Figure content listings:
▼
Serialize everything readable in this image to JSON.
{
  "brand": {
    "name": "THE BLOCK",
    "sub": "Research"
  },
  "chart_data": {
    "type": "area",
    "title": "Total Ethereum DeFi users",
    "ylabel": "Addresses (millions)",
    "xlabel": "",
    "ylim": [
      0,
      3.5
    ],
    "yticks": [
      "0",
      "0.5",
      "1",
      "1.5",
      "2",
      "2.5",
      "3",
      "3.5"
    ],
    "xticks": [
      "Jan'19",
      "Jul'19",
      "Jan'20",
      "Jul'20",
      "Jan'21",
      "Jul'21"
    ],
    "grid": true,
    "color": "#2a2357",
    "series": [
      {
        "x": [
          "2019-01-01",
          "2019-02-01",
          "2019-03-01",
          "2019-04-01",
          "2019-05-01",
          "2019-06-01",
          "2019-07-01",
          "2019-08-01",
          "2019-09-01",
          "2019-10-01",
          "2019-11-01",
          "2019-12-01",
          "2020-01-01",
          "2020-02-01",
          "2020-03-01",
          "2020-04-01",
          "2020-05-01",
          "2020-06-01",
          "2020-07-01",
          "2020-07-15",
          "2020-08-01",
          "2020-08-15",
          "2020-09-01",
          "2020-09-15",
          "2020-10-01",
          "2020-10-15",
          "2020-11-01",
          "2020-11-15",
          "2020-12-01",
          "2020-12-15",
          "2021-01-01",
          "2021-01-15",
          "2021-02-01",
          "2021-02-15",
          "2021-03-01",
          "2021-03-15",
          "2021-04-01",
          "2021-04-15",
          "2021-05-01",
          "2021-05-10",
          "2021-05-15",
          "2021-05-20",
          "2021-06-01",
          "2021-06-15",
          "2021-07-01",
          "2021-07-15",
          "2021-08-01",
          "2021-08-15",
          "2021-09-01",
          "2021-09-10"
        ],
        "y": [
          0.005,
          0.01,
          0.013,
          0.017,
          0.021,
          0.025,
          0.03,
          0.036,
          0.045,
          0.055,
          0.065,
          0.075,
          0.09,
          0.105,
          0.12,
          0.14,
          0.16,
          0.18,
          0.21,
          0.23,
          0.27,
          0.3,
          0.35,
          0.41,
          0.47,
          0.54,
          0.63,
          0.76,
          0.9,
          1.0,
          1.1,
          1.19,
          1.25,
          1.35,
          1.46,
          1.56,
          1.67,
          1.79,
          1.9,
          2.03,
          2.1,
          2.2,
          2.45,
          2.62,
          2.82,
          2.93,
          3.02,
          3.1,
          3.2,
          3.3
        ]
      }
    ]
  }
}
▲
**What is being asked**:
Output the records exactly, including every line.

**Solved exercise**:
Serialize everything readable in this image to JSON.
{
  "brand": {
    "name": "THE BLOCK",
    "sub": "Research"
  },
  "chart_data": {
    "type": "area",
    "title": "Total Ethereum DeFi users",
    "ylabel": "Addresses (millions)",
    "xlabel": "",
    "ylim": [
      0,
      3.5
    ],
    "yticks": [
      "0",
      "0.5",
      "1",
      "1.5",
      "2",
      "2.5",
      "3",
      "3.5"
    ],
    "xticks": [
      "Jan'19",
      "Jul'19",
      "Jan'20",
      "Jul'20",
      "Jan'21",
      "Jul'21"
    ],
    "grid": true,
    "color": "#2a2357",
    "series": [
      {
        "x": [
          "2019-01-01",
          "2019-02-01",
          "2019-03-01",
          "2019-04-01",
          "2019-05-01",
          "2019-06-01",
          "2019-07-01",
          "2019-08-01",
          "2019-09-01",
          "2019-10-01",
          "2019-11-01",
          "2019-12-01",
          "2020-01-01",
          "2020-02-01",
          "2020-03-01",
          "2020-04-01",
          "2020-05-01",
          "2020-06-01",
          "2020-07-01",
          "2020-07-15",
          "2020-08-01",
          "2020-08-15",
          "2020-09-01",
          "2020-09-15",
          "2020-10-01",
          "2020-10-15",
          "2020-11-01",
          "2020-11-15",
          "2020-12-01",
          "2020-12-15",
          "2021-01-01",
          "2021-01-15",
          "2021-02-01",
          "2021-02-15",
          "2021-03-01",
          "2021-03-15",
          "2021-04-01",
          "2021-04-15",
          "2021-05-01",
          "2021-05-10",
          "2021-05-15",
          "2021-05-20",
          "2021-06-01",
          "2021-06-15",
          "2021-07-01",
          "2021-07-15",
          "2021-08-01",
          "2021-08-15",
          "2021-09-01",
          "2021-09-10"
        ],
        "y": [
          0.005,
          0.01,
          0.013,
          0.017,
          0.021,
          0.025,
          0.03,
          0.036,
          0.045,
          0.055,
          0.065,
          0.075,
          0.09,
          0.105,
          0.12,
          0.14,
          0.16,
          0.18,
          0.21,
          0.23,
          0.27,
          0.3,
          0.35,
          0.41,
          0.47,
          0.54,
          0.63,
          0.76,
          0.9,
          1.0,
          1.1,
          1.19,
          1.25,
          1.35,
          1.46,
          1.56,
          1.67,
          1.79,
          1.9,
          2.03,
          2.1,
          2.2,
          2.45,
          2.62,
          2.82,
          2.93,
          3.02,
          3.1,
          3.2,
          3.3
        ]
      }
    ]
  }
}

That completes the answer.